* Work instructions: Your task is to reproduce the material exactly.

Saved data entries:
__________________________________________________

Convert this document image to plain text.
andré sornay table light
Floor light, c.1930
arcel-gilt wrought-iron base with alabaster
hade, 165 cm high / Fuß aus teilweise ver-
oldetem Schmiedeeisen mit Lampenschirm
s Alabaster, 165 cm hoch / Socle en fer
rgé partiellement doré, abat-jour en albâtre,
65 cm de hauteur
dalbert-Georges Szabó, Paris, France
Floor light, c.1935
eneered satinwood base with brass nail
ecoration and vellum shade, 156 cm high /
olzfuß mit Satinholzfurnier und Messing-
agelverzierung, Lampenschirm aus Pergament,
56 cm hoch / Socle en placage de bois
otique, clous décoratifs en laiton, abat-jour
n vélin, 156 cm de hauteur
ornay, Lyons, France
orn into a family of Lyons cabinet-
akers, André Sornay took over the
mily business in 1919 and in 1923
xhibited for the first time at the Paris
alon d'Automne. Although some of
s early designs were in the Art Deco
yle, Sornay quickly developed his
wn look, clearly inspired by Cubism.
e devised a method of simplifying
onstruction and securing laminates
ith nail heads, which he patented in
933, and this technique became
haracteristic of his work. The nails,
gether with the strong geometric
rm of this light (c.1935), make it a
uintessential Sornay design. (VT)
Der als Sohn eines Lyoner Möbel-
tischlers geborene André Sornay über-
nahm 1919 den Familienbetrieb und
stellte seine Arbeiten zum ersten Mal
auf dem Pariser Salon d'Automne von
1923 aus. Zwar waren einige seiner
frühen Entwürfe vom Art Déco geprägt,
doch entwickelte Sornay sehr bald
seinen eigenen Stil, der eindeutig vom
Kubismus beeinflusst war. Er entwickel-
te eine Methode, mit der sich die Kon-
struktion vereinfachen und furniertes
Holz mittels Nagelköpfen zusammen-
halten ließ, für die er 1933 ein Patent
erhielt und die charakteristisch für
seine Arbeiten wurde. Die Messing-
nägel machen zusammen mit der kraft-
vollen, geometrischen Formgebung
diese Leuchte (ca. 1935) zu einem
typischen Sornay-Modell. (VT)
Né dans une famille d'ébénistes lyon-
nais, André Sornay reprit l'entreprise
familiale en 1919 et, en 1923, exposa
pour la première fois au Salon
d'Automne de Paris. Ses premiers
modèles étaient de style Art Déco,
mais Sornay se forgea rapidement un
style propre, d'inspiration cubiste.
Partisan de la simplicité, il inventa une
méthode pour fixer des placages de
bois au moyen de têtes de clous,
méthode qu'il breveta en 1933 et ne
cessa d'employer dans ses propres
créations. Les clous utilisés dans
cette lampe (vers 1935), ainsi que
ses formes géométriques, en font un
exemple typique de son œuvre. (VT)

__________________________________________________

* Solved problem:
Convert this document image to plain text.
andré sornay table light
Floor light, c.1930
arcel-gilt wrought-iron base with alabaster
hade, 165 cm high / Fuß aus teilweise ver-
oldetem Schmiedeeisen mit Lampenschirm
s Alabaster, 165 cm hoch / Socle en fer
rgé partiellement doré, abat-jour en albâtre,
65 cm de hauteur
dalbert-Georges Szabó, Paris, France
Floor light, c.1935
eneered satinwood base with brass nail
ecoration and vellum shade, 156 cm high /
olzfuß mit Satinholzfurnier und Messing-
agelverzierung, Lampenschirm aus Pergament,
56 cm hoch / Socle en placage de bois
otique, clous décoratifs en laiton, abat-jour
n vélin, 156 cm de hauteur
ornay, Lyons, France
orn into a family of Lyons cabinet-
akers, André Sornay took over the
mily business in 1919 and in 1923
xhibited for the first time at the Paris
alon d'Automne. Although some of
s early designs were in the Art Deco
yle, Sornay quickly developed his
wn look, clearly inspired by Cubism.
e devised a method of simplifying
onstruction and securing laminates
ith nail heads, which he patented in
933, and this technique became
haracteristic of his work. The nails,
gether with the strong geometric
rm of this light (c.1935), make it a
uintessential Sornay design. (VT)
Der als Sohn eines Lyoner Möbel-
tischlers geborene André Sornay über-
nahm 1919 den Familienbetrieb und
stellte seine Arbeiten zum ersten Mal
auf dem Pariser Salon d'Automne von
1923 aus. Zwar waren einige seiner
frühen Entwürfe vom Art Déco geprägt,
doch entwickelte Sornay sehr bald
seinen eigenen Stil, der eindeutig vom
Kubismus beeinflusst war. Er entwickel-
te eine Methode, mit der sich die Kon-
struktion vereinfachen und furniertes
Holz mittels Nagelköpfen zusammen-
halten ließ, für die er 1933 ein Patent
erhielt und die charakteristisch für
seine Arbeiten wurde. Die Messing-
nägel machen zusammen mit der kraft-
vollen, geometrischen Formgebung
diese Leuchte (ca. 1935) zu einem
typischen Sornay-Modell. (VT)
Né dans une famille d'ébénistes lyon-
nais, André Sornay reprit l'entreprise
familiale en 1919 et, en 1923, exposa
pour la première fois au Salon
d'Automne de Paris. Ses premiers
modèles étaient de style Art Déco,
mais Sornay se forgea rapidement un
style propre, d'inspiration cubiste.
Partisan de la simplicité, il inventa une
méthode pour fixer des placages de
bois au moyen de têtes de clous,
méthode qu'il breveta en 1933 et ne
cessa d'employer dans ses propres
créations. Les clous utilisés dans
cette lampe (vers 1935), ainsi que
ses formes géométriques, en font un
exemple typique de son œuvre. (VT)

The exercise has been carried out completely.